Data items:
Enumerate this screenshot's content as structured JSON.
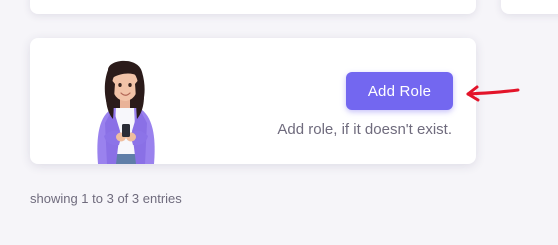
{
  "add_role_card": {
    "button_label": "Add Role",
    "hint": "Add role, if it doesn't exist.",
    "button_color": "#7367f0",
    "illustration_icon": "person-with-phone-illustration"
  },
  "annotation": {
    "arrow_color": "#e3142a",
    "arrow_icon": "red-arrow-icon"
  },
  "table_footer": {
    "entries": "showing 1 to 3 of 3 entries"
  }
}
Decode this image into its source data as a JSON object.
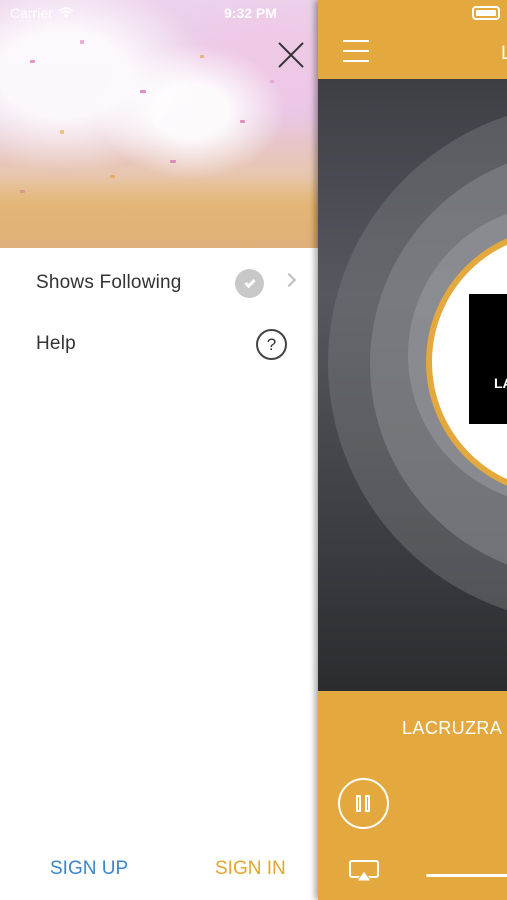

### What the task requires
Quote the records in full and exactly; skip any image.

### Exercise result
Enumerate this screenshot's content as structured JSON.
{
  "add_role_card": {
    "button_label": "Add Role",
    "hint": "Add role, if it doesn't exist.",
    "button_color": "#7367f0",
    "illustration_icon": "person-with-phone-illustration"
  },
  "annotation": {
    "arrow_color": "#e3142a",
    "arrow_icon": "red-arrow-icon"
  },
  "table_footer": {
    "entries": "showing 1 to 3 of 3 entries"
  }
}
Decode this image into its source data as a JSON object.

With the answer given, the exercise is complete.